• [Data for this task]:

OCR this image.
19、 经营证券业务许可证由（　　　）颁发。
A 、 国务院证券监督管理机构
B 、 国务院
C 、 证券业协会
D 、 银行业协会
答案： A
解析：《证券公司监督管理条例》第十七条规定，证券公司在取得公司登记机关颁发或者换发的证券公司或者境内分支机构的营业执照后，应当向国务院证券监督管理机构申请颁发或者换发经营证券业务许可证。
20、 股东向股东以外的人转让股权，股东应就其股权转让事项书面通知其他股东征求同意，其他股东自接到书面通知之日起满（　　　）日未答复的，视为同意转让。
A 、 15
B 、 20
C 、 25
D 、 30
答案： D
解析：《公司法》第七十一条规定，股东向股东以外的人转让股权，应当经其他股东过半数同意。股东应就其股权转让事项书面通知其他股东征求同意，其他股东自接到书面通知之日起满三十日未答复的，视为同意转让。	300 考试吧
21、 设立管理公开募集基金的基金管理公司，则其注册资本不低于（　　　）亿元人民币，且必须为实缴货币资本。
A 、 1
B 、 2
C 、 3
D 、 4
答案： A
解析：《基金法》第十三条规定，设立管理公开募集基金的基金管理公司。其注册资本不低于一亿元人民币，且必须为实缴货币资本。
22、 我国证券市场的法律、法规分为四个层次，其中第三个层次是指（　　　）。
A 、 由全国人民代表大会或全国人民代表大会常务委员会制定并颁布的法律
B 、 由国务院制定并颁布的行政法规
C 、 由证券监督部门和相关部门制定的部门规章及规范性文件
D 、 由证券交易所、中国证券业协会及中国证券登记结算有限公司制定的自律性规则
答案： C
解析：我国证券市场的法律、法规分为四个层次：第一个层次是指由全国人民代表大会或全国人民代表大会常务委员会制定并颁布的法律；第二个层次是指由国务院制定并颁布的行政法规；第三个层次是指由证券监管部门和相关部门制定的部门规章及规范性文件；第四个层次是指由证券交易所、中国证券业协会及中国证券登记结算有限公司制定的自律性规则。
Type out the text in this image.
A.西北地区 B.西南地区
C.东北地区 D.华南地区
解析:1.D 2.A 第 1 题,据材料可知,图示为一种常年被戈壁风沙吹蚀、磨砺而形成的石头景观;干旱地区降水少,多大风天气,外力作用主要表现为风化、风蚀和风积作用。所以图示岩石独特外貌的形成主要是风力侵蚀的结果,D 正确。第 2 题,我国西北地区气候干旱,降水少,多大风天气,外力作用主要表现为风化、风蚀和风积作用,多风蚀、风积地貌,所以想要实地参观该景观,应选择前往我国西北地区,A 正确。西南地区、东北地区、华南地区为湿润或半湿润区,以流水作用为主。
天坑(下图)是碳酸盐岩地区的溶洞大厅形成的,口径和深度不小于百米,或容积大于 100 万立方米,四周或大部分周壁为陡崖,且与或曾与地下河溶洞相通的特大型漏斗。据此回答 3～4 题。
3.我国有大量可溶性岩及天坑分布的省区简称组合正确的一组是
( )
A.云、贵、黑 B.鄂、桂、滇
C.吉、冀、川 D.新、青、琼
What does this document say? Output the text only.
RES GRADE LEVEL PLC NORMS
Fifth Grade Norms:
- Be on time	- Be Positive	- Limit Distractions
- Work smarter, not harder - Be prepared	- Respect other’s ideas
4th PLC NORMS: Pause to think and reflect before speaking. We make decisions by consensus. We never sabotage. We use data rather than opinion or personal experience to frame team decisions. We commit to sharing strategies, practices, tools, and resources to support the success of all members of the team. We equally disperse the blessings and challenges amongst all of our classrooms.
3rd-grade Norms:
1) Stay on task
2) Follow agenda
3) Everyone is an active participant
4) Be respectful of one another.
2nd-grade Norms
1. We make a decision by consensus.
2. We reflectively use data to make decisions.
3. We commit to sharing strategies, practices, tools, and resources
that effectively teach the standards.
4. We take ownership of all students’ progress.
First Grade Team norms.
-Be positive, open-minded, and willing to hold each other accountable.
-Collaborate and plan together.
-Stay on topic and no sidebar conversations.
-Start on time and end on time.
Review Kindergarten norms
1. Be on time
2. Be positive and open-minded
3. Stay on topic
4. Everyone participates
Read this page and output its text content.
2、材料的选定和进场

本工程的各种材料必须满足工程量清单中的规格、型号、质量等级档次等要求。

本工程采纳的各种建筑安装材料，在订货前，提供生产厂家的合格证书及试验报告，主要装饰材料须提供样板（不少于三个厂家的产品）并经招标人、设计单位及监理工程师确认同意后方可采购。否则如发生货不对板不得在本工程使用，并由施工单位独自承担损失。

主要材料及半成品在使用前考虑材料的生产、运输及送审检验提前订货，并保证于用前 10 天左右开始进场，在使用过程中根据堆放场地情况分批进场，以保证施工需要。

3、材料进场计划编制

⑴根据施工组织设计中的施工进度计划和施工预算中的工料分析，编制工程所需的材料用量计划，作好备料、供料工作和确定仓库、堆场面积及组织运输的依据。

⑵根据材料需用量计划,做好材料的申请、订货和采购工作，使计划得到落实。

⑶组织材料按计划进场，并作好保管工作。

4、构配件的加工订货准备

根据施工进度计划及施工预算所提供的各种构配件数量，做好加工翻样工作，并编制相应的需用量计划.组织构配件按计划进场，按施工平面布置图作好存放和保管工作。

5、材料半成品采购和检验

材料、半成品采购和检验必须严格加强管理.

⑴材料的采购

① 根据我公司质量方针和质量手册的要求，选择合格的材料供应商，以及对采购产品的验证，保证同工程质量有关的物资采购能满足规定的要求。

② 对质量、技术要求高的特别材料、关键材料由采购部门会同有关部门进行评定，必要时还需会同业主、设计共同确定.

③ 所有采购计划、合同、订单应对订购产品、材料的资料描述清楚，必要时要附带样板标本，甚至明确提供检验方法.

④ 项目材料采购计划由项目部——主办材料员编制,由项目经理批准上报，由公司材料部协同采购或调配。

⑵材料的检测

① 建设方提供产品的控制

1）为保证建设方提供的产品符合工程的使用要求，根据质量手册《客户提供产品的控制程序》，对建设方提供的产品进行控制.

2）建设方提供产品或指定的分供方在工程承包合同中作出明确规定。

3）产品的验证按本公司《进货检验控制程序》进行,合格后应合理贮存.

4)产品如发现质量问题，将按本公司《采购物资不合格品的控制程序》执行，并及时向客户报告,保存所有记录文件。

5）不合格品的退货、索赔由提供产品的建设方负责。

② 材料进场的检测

• [Requirement]:
Identify and extract each line of the listing that contains "股东应就其股权转让事项书面通知其他股东征求同意".

• [Solution to this exercise]:
20、 股东向股东以外的人转让股权，股东应就其股权转让事项书面通知其他股东征求同意，其他股东自接到书面通知之日起满（　　　）日未答复的，视为同意转让。
解析：《公司法》第七十一条规定，股东向股东以外的人转让股权，应当经其他股东过半数同意。股东应就其股权转让事项书面通知其他股东征求同意，其他股东自接到书面通知之日起满三十日未答复的，视为同意转让。	300 考试吧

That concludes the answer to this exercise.